> _YOUR OBJECTIVE_
All of the data below must be repeated exactly.
########################################
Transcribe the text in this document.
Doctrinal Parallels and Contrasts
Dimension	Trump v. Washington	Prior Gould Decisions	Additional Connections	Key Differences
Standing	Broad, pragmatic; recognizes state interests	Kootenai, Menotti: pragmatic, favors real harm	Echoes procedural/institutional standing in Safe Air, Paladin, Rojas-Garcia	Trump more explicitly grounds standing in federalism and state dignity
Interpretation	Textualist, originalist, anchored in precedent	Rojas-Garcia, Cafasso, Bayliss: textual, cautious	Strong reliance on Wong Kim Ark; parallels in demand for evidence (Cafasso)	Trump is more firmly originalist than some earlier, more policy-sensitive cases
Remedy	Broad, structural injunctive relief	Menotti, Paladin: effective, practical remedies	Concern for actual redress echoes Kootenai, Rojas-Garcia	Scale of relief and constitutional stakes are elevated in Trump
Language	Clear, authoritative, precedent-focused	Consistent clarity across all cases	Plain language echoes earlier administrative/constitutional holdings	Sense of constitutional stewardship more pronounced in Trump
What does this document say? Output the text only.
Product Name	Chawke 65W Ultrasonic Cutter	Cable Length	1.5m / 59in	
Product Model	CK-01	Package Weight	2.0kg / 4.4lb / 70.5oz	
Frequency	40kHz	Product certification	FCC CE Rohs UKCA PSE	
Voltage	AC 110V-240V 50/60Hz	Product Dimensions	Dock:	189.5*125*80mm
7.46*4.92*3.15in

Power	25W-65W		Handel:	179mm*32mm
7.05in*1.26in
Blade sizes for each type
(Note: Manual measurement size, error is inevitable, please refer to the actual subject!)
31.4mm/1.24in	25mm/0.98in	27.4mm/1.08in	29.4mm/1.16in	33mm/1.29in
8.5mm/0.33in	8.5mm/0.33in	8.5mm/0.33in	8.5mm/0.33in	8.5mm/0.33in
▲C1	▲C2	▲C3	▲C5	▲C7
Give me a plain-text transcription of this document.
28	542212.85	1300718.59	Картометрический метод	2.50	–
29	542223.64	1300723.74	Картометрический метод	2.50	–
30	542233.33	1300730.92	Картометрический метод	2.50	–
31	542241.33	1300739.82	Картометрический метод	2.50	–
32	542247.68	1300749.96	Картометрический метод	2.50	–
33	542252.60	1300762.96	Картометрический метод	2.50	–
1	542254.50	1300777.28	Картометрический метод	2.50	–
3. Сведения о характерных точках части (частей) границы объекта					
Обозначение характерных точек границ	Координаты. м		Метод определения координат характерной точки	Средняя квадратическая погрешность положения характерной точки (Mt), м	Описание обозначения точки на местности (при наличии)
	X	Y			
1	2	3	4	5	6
########################################
> _RESPONSE TO THE TASK_
Transcribe the text in this document.
Doctrinal Parallels and Contrasts
Dimension	Trump v. Washington	Prior Gould Decisions	Additional Connections	Key Differences
Standing	Broad, pragmatic; recognizes state interests	Kootenai, Menotti: pragmatic, favors real harm	Echoes procedural/institutional standing in Safe Air, Paladin, Rojas-Garcia	Trump more explicitly grounds standing in federalism and state dignity
Interpretation	Textualist, originalist, anchored in precedent	Rojas-Garcia, Cafasso, Bayliss: textual, cautious	Strong reliance on Wong Kim Ark; parallels in demand for evidence (Cafasso)	Trump is more firmly originalist than some earlier, more policy-sensitive cases
Remedy	Broad, structural injunctive relief	Menotti, Paladin: effective, practical remedies	Concern for actual redress echoes Kootenai, Rojas-Garcia	Scale of relief and constitutional stakes are elevated in Trump
Language	Clear, authoritative, precedent-focused	Consistent clarity across all cases	Plain language echoes earlier administrative/constitutional holdings	Sense of constitutional stewardship more pronounced in Trump
What does this document say? Output the text only.
Product Name	Chawke 65W Ultrasonic Cutter	Cable Length	1.5m / 59in	
Product Model	CK-01	Package Weight	2.0kg / 4.4lb / 70.5oz	
Frequency	40kHz	Product certification	FCC CE Rohs UKCA PSE	
Voltage	AC 110V-240V 50/60Hz	Product Dimensions	Dock:	189.5*125*80mm
7.46*4.92*3.15in

Power	25W-65W		Handel:	179mm*32mm
7.05in*1.26in
Blade sizes for each type
(Note: Manual measurement size, error is inevitable, please refer to the actual subject!)
31.4mm/1.24in	25mm/0.98in	27.4mm/1.08in	29.4mm/1.16in	33mm/1.29in
8.5mm/0.33in	8.5mm/0.33in	8.5mm/0.33in	8.5mm/0.33in	8.5mm/0.33in
▲C1	▲C2	▲C3	▲C5	▲C7
Give me a plain-text transcription of this document.
28	542212.85	1300718.59	Картометрический метод	2.50	–
29	542223.64	1300723.74	Картометрический метод	2.50	–
30	542233.33	1300730.92	Картометрический метод	2.50	–
31	542241.33	1300739.82	Картометрический метод	2.50	–
32	542247.68	1300749.96	Картометрический метод	2.50	–
33	542252.60	1300762.96	Картометрический метод	2.50	–
1	542254.50	1300777.28	Картометрический метод	2.50	–
3. Сведения о характерных точках части (частей) границы объекта					
Обозначение характерных точек границ	Координаты. м		Метод определения координат характерной точки	Средняя квадратическая погрешность положения характерной точки (Mt), м	Описание обозначения точки на местности (при наличии)
	X	Y			
1	2	3	4	5	6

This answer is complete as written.